:: Short problem ::
Begin at the line that contains "What data populates" and repeat every line from there to the end of the records below, inclusive, without adding any other line.

:: Input for this task ::

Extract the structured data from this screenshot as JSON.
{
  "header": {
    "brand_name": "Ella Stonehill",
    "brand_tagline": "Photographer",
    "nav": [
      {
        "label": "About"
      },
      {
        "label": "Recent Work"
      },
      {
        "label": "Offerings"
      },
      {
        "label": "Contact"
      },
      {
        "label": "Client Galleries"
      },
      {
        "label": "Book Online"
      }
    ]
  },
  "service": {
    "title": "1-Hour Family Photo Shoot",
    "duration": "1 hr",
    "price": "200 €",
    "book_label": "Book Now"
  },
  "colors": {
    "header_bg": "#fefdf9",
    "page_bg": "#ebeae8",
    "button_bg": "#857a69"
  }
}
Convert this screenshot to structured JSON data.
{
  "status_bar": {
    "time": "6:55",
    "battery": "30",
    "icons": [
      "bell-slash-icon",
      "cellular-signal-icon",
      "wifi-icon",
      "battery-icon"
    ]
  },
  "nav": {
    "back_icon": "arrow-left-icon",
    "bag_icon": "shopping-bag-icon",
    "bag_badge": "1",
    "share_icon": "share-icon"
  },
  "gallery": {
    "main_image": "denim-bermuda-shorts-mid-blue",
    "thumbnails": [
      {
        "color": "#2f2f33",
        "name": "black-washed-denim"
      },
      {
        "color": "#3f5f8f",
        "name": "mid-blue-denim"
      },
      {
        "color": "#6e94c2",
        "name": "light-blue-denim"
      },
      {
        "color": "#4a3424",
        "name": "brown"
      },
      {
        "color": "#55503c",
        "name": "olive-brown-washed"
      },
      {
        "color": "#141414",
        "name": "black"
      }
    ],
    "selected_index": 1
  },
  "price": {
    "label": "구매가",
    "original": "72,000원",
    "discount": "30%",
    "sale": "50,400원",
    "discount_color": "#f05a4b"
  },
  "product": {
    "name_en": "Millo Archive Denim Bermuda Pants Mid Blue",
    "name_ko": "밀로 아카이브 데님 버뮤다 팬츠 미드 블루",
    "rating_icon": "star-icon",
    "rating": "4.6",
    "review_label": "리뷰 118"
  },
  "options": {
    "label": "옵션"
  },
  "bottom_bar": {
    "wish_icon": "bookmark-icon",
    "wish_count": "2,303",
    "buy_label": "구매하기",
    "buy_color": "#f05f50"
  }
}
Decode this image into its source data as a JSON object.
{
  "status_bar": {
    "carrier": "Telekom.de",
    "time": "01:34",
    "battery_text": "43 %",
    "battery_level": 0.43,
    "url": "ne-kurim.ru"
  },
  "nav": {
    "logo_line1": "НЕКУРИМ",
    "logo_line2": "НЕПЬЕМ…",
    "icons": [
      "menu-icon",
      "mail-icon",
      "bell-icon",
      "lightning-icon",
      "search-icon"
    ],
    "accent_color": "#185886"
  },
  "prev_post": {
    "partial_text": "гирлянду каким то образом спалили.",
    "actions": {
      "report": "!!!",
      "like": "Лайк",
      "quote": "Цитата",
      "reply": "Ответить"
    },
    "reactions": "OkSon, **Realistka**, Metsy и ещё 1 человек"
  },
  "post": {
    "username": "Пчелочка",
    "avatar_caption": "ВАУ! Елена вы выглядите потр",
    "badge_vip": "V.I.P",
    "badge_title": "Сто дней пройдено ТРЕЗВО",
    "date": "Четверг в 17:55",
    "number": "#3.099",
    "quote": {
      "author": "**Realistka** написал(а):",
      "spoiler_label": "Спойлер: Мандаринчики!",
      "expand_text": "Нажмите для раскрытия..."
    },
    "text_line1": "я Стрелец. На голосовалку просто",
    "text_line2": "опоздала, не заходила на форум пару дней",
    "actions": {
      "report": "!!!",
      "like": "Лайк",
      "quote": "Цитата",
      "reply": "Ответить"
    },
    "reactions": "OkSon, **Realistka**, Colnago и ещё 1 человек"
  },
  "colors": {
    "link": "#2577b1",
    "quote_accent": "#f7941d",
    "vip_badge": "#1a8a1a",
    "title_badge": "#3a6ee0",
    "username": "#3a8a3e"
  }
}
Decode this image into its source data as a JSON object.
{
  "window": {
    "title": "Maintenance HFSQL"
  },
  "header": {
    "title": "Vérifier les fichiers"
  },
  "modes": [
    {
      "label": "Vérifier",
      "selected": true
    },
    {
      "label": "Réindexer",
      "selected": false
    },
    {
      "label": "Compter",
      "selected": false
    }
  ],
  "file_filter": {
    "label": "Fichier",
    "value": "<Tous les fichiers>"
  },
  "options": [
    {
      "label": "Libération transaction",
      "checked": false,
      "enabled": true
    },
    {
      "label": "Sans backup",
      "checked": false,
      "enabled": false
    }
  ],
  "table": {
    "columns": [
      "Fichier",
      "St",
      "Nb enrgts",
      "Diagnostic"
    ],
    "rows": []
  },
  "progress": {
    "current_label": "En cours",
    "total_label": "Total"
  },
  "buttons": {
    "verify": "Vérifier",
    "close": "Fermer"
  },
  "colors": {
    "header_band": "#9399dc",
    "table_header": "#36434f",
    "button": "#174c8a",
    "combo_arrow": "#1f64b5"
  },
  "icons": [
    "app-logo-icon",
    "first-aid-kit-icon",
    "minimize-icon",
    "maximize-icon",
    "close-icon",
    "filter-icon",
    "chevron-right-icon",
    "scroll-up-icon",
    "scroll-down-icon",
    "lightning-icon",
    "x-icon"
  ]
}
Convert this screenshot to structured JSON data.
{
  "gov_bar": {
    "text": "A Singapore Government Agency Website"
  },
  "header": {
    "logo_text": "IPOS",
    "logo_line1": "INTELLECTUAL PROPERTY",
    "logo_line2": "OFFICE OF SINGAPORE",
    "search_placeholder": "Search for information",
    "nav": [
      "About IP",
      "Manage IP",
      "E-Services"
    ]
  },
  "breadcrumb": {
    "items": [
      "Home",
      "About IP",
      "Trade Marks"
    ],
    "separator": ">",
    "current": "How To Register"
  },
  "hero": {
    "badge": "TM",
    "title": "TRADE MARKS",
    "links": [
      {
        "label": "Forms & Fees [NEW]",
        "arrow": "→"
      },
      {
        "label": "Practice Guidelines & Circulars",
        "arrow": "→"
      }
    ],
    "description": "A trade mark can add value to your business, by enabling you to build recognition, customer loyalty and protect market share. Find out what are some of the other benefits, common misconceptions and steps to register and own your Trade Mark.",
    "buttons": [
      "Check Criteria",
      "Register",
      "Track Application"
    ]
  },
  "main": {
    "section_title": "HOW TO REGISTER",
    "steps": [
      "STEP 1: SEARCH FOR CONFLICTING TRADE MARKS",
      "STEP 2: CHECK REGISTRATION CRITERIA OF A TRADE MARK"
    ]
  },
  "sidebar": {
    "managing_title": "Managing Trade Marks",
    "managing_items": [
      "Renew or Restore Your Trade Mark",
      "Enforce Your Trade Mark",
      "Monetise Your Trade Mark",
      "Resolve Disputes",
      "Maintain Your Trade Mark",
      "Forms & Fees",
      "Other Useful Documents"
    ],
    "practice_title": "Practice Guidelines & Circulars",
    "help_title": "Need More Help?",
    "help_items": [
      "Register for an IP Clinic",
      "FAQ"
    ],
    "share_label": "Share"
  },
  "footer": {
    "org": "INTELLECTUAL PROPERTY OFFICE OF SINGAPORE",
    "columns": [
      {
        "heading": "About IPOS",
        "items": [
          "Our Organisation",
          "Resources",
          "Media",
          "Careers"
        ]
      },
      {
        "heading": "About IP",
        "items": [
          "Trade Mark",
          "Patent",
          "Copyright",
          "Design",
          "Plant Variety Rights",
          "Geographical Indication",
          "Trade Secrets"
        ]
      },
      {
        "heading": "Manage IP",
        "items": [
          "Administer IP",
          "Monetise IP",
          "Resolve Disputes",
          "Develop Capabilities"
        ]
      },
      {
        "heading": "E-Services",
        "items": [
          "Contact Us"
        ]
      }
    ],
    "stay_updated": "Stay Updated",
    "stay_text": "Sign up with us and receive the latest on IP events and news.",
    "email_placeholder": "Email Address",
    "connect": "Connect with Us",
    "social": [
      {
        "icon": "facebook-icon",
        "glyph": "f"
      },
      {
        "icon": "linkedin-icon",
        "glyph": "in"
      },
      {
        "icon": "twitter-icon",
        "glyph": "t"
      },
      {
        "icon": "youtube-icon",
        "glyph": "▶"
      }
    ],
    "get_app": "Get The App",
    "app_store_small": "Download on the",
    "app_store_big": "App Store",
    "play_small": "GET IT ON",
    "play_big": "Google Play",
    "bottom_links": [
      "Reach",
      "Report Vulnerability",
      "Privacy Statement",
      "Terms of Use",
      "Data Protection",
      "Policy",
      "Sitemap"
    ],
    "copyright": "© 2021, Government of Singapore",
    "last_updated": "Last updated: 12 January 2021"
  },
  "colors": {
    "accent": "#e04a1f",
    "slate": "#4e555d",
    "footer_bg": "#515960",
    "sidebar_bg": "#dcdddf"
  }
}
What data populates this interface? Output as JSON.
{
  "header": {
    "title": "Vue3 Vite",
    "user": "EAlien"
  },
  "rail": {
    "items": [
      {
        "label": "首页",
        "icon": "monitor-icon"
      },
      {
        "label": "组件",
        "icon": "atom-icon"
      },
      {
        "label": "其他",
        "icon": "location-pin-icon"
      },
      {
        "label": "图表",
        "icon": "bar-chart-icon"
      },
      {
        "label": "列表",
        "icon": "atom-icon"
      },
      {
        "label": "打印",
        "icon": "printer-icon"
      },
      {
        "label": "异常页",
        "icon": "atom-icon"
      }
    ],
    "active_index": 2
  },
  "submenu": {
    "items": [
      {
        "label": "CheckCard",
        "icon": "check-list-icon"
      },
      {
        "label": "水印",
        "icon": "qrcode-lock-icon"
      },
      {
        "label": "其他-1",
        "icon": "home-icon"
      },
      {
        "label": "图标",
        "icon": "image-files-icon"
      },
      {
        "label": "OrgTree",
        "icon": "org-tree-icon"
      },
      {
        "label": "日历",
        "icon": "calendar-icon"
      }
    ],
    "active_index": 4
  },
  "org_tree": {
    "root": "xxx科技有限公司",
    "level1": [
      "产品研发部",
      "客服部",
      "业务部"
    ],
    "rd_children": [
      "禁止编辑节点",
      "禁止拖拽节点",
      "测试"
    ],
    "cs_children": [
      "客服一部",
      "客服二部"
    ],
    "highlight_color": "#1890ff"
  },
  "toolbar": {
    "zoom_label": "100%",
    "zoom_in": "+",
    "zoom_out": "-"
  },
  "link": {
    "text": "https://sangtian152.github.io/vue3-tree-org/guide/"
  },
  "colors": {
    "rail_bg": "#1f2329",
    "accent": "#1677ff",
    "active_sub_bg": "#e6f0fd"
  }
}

:: Correct output ::
What data populates this interface? Output as JSON.
{
  "header": {
    "title": "Vue3 Vite",
    "user": "EAlien"
  },
  "rail": {
    "items": [
      {
        "label": "首页",
        "icon": "monitor-icon"
      },
      {
        "label": "组件",
        "icon": "atom-icon"
      },
      {
        "label": "其他",
        "icon": "location-pin-icon"
      },
      {
        "label": "图表",
        "icon": "bar-chart-icon"
      },
      {
        "label": "列表",
        "icon": "atom-icon"
      },
      {
        "label": "打印",
        "icon": "printer-icon"
      },
      {
        "label": "异常页",
        "icon": "atom-icon"
      }
    ],
    "active_index": 2
  },
  "submenu": {
    "items": [
      {
        "label": "CheckCard",
        "icon": "check-list-icon"
      },
      {
        "label": "水印",
        "icon": "qrcode-lock-icon"
      },
      {
        "label": "其他-1",
        "icon": "home-icon"
      },
      {
        "label": "图标",
        "icon": "image-files-icon"
      },
      {
        "label": "OrgTree",
        "icon": "org-tree-icon"
      },
      {
        "label": "日历",
        "icon": "calendar-icon"
      }
    ],
    "active_index": 4
  },
  "org_tree": {
    "root": "xxx科技有限公司",
    "level1": [
      "产品研发部",
      "客服部",
      "业务部"
    ],
    "rd_children": [
      "禁止编辑节点",
      "禁止拖拽节点",
      "测试"
    ],
    "cs_children": [
      "客服一部",
      "客服二部"
    ],
    "highlight_color": "#1890ff"
  },
  "toolbar": {
    "zoom_label": "100%",
    "zoom_in": "+",
    "zoom_out": "-"
  },
  "link": {
    "text": "https://sangtian152.github.io/vue3-tree-org/guide/"
  },
  "colors": {
    "rail_bg": "#1f2329",
    "accent": "#1677ff",
    "active_sub_bg": "#e6f0fd"
  }
}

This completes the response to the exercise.